> [Problem details]
Answer with a single number: the count of lines that hold "start".

> [Records supplied]

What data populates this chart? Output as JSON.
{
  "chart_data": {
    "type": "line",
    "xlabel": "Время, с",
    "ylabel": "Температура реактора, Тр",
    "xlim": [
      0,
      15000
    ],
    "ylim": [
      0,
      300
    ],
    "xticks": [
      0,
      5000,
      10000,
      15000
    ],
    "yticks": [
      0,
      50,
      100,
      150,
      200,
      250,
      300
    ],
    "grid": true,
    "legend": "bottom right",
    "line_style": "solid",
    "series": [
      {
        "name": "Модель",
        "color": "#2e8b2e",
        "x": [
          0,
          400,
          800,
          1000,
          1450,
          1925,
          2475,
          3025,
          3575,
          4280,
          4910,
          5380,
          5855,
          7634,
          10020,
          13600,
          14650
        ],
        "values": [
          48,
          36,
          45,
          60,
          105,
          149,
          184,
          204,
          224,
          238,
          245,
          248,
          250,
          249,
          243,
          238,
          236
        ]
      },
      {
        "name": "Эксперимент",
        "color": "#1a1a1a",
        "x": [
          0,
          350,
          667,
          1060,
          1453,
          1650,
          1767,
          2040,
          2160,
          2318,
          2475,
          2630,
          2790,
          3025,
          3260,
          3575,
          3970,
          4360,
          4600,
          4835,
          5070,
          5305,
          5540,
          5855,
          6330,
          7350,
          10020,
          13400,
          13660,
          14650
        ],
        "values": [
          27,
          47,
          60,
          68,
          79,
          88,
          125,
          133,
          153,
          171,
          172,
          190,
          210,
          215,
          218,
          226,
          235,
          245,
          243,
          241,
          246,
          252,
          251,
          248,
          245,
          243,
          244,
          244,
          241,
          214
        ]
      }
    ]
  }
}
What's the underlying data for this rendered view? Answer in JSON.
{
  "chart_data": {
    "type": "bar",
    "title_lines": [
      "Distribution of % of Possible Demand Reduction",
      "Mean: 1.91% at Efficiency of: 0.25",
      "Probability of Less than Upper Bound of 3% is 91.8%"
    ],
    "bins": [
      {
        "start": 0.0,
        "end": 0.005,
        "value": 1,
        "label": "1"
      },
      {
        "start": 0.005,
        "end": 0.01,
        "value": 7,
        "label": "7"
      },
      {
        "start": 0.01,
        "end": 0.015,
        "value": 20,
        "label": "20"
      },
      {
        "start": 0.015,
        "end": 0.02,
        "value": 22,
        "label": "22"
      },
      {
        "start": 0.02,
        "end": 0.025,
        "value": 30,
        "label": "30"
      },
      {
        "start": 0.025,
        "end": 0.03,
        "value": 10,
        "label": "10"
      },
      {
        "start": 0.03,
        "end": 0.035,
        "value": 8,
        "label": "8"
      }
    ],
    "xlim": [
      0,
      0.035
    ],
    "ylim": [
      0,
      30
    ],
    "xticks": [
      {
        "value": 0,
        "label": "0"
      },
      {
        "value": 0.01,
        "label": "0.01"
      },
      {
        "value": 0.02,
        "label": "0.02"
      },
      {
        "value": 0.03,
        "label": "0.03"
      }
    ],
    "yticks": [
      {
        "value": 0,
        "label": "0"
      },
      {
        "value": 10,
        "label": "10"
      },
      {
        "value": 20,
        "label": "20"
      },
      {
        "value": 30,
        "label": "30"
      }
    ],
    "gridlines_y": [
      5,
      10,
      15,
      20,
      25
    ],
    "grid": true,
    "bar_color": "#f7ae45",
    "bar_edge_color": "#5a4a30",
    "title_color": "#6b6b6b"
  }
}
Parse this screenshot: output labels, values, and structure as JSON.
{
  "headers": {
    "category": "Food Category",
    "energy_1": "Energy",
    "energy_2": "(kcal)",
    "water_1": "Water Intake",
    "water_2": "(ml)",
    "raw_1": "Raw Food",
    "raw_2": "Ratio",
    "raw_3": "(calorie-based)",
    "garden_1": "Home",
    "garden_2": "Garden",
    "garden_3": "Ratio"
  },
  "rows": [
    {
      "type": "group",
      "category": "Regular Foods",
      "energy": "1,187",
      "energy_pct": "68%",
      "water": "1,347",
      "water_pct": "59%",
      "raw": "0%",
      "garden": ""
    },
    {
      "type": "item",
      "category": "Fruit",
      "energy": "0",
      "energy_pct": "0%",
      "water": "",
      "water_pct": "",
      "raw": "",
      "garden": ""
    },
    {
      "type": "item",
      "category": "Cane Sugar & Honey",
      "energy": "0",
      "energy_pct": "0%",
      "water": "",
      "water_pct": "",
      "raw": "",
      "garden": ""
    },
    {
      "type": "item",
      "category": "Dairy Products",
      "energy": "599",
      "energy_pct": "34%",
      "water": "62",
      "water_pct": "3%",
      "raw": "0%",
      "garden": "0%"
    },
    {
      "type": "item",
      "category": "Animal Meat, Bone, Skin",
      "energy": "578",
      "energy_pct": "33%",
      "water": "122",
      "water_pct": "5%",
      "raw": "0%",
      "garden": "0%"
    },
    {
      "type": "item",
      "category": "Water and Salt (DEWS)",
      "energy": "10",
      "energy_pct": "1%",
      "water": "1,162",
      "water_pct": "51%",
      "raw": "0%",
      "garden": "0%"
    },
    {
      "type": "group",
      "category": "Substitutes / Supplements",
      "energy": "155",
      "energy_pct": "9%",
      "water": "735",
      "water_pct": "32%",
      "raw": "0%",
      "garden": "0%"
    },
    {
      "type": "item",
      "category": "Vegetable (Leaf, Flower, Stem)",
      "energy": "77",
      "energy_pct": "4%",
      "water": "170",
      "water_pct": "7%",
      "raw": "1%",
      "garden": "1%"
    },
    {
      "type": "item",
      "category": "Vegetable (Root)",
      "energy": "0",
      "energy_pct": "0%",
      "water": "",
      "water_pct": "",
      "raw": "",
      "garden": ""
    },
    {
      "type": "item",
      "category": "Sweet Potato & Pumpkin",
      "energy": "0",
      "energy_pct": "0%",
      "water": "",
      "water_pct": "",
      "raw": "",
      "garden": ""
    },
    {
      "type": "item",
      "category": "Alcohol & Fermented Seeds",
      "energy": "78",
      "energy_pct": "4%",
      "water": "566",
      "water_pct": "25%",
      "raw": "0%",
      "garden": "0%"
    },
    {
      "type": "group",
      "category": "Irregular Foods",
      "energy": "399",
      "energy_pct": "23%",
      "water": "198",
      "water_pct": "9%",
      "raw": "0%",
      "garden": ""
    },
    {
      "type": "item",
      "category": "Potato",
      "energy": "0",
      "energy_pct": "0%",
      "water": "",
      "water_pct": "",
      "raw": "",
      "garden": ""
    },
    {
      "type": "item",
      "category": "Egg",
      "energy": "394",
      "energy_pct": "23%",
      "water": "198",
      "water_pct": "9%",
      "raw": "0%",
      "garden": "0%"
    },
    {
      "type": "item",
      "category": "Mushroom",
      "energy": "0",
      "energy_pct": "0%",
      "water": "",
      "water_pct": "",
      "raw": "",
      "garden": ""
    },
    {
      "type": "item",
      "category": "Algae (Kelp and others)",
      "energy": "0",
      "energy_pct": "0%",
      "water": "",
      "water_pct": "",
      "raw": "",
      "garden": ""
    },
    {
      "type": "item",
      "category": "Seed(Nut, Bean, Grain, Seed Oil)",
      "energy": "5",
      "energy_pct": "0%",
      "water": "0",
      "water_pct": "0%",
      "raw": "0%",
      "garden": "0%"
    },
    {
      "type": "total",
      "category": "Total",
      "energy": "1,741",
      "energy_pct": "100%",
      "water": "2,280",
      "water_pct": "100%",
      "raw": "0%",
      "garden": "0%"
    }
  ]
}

> [Completed exercise]
7